What is needed: From the entries that follow, gather each line holding the word "แนวช".

Material:
======

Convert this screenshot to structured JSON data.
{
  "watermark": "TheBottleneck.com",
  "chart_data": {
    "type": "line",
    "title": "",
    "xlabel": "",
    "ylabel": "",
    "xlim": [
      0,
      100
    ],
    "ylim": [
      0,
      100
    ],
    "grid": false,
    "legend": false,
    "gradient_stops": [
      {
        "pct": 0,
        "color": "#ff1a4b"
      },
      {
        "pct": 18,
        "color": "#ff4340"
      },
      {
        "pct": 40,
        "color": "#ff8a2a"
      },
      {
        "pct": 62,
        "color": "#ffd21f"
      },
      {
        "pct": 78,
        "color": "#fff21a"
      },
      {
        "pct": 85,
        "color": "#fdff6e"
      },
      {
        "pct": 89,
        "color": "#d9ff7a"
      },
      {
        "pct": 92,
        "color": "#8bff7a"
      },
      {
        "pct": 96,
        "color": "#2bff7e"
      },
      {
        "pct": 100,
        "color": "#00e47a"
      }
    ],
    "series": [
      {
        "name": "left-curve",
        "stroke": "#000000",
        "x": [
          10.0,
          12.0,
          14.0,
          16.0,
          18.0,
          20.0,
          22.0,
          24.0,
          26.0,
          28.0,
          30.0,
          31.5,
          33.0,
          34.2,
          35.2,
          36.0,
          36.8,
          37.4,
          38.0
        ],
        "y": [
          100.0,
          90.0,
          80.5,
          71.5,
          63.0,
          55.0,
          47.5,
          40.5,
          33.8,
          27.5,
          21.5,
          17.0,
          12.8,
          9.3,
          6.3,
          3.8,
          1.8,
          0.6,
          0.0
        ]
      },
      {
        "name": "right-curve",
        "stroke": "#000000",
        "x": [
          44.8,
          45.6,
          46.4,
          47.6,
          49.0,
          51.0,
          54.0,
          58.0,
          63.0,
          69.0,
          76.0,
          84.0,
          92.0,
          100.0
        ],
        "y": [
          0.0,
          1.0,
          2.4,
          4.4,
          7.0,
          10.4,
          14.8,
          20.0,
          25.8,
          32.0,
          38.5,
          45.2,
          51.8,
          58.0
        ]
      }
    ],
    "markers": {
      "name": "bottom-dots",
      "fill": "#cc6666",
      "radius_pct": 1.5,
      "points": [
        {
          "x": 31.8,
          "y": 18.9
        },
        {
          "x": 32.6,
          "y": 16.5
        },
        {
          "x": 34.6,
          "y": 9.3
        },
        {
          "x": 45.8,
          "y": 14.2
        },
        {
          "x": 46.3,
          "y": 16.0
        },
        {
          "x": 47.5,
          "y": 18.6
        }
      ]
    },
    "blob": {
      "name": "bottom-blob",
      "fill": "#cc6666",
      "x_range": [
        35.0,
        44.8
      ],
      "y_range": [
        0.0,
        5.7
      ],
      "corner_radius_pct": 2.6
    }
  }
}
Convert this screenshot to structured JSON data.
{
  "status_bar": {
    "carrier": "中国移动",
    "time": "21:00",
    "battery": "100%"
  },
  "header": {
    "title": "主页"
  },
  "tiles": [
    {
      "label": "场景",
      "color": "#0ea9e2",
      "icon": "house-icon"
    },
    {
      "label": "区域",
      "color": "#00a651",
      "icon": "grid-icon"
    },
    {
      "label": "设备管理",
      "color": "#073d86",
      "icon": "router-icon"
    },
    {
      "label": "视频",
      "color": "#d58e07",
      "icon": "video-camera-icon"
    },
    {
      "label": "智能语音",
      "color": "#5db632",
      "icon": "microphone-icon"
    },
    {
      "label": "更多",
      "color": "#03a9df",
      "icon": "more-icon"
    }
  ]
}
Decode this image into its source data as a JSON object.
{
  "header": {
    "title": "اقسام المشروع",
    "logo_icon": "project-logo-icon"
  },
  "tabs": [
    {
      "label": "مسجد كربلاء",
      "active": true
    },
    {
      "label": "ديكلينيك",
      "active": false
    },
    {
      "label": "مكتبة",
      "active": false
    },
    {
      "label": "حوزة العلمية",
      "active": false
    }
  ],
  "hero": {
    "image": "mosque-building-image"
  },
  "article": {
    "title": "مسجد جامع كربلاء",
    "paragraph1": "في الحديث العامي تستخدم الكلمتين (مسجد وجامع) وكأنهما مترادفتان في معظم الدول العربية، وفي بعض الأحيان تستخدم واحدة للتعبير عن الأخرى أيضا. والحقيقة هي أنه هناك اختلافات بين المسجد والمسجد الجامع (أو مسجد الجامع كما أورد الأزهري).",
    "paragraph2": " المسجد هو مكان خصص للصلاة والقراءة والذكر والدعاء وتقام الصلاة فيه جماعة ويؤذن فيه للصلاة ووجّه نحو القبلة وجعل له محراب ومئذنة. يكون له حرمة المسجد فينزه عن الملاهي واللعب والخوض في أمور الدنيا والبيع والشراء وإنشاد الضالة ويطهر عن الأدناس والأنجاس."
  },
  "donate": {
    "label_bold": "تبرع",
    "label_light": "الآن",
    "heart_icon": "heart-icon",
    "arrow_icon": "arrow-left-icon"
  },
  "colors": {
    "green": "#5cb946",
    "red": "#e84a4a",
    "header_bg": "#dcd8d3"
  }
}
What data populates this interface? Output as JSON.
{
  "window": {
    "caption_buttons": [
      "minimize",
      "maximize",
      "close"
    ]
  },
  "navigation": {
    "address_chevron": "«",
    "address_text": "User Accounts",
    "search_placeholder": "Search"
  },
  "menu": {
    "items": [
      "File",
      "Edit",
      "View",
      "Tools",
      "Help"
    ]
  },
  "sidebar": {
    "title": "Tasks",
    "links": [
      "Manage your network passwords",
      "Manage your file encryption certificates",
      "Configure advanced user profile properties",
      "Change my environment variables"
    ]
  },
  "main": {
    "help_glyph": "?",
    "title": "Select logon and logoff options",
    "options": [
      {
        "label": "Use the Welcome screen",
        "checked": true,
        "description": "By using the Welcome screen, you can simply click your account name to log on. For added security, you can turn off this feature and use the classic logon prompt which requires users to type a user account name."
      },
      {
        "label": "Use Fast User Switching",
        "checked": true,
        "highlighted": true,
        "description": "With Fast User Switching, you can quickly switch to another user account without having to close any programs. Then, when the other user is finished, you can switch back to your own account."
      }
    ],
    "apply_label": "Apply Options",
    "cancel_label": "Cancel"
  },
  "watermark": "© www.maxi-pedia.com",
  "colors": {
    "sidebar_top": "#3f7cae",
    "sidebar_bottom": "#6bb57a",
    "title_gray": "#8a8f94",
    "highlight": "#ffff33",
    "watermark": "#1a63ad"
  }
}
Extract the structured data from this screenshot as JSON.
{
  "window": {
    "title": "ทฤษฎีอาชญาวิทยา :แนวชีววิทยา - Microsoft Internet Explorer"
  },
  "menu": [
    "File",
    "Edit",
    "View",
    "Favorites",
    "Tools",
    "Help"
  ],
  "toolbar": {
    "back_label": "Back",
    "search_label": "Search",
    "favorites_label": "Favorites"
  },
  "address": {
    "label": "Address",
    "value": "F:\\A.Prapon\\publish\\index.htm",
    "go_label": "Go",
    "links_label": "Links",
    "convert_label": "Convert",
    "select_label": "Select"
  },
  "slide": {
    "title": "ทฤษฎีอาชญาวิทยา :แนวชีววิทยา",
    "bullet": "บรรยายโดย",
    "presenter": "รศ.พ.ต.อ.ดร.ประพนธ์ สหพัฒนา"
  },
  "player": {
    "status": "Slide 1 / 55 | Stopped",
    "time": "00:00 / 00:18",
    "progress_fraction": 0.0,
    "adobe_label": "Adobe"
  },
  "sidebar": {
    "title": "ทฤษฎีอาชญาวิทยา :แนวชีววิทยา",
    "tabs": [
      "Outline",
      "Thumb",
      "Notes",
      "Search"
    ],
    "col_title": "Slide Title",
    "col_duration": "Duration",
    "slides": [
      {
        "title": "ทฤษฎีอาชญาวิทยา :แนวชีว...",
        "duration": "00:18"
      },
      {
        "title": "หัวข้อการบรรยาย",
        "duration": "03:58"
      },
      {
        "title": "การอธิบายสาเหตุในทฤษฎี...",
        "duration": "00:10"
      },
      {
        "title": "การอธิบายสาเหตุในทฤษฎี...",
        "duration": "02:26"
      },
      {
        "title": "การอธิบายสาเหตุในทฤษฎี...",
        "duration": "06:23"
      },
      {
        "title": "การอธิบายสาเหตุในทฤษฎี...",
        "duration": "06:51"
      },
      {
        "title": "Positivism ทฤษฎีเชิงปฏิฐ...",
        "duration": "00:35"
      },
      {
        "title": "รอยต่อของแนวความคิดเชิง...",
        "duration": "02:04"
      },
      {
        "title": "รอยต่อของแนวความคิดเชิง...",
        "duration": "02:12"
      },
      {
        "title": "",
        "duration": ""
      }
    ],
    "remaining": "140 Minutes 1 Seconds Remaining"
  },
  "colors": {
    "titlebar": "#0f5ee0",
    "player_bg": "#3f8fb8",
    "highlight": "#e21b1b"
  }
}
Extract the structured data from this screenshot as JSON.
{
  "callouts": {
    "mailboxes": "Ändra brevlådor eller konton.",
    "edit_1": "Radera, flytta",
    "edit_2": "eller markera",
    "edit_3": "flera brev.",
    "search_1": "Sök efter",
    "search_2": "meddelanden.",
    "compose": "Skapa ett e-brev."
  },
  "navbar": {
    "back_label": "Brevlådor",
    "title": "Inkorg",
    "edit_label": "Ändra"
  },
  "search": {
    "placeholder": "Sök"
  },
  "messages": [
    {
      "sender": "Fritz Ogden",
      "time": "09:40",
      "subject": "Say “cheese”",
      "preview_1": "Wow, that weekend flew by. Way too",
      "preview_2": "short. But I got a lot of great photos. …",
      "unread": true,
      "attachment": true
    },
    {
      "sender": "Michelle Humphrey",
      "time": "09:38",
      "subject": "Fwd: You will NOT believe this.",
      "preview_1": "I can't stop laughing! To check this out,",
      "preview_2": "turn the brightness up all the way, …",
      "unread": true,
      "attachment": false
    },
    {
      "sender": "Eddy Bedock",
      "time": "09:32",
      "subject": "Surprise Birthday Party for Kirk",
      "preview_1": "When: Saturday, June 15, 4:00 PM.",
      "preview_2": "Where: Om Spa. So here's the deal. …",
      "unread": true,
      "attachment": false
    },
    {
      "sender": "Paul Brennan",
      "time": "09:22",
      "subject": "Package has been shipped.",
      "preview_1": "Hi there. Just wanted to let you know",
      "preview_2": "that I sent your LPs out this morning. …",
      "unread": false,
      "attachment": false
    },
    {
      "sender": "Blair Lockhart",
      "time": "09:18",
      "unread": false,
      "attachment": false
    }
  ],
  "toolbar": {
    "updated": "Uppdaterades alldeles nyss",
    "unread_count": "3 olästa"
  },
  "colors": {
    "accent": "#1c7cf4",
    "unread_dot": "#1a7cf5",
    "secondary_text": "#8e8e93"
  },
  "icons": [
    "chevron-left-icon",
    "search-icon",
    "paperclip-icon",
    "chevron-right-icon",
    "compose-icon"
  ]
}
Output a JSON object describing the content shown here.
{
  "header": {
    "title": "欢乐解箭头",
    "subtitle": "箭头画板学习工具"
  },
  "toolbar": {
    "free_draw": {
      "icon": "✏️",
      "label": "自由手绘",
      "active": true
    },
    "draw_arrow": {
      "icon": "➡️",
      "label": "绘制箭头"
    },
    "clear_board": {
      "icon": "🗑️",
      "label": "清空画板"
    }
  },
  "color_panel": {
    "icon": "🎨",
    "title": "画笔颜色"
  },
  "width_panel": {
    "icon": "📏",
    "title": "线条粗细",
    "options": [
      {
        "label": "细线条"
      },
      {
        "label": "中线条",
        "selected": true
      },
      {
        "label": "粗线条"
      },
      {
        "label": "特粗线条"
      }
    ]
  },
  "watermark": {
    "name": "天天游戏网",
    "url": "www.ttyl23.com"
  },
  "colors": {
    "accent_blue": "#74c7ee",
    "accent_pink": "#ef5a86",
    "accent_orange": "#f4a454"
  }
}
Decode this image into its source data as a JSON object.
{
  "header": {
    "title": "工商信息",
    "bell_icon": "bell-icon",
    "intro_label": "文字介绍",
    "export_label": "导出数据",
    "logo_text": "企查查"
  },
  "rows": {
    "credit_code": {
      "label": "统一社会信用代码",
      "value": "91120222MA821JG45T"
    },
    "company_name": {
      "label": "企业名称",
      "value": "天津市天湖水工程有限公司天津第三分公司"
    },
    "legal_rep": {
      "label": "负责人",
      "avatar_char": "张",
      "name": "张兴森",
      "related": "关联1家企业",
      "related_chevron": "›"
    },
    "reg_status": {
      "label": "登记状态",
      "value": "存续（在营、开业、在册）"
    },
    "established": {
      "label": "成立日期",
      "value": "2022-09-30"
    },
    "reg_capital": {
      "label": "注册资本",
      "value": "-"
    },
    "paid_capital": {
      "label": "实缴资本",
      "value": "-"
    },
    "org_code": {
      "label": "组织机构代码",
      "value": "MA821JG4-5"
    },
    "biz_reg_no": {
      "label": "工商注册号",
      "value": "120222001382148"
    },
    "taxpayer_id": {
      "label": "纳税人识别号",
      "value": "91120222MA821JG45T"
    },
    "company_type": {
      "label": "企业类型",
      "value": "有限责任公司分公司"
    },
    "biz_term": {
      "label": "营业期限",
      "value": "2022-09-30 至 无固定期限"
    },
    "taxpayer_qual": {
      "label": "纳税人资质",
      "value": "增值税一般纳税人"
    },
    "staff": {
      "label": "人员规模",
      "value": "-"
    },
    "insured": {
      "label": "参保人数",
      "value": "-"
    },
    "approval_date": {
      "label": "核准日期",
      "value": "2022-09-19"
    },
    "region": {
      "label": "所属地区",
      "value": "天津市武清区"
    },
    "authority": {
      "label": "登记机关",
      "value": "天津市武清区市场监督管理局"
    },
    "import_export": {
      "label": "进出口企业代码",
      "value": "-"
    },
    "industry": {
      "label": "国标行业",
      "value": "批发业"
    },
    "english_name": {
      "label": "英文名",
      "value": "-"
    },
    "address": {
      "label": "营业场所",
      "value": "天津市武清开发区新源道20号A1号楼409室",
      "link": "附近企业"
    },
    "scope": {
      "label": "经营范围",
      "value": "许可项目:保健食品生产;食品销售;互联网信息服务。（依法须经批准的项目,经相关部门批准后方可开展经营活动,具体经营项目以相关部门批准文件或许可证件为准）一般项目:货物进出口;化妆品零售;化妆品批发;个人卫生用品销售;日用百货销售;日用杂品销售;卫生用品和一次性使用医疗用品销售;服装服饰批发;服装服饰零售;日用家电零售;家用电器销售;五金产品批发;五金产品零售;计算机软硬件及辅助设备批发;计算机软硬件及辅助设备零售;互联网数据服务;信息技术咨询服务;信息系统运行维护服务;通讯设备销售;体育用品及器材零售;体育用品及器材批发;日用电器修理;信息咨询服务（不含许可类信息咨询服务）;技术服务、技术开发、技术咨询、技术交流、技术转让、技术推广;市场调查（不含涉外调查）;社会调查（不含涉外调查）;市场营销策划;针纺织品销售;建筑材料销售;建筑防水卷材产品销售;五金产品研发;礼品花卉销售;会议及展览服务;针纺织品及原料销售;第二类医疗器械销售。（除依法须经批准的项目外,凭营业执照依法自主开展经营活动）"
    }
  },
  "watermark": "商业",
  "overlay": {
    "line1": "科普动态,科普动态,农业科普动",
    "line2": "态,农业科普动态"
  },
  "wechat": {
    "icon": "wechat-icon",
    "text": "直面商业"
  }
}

======

Task response:
    "title": "ทฤษฎีอาชญาวิทยา :แนวชีววิทยา - Microsoft Internet Explorer"
    "title": "ทฤษฎีอาชญาวิทยา :แนวชีววิทยา",
    "title": "ทฤษฎีอาชญาวิทยา :แนวชีววิทยา",
        "title": "ทฤษฎีอาชญาวิทยา :แนวชีว...",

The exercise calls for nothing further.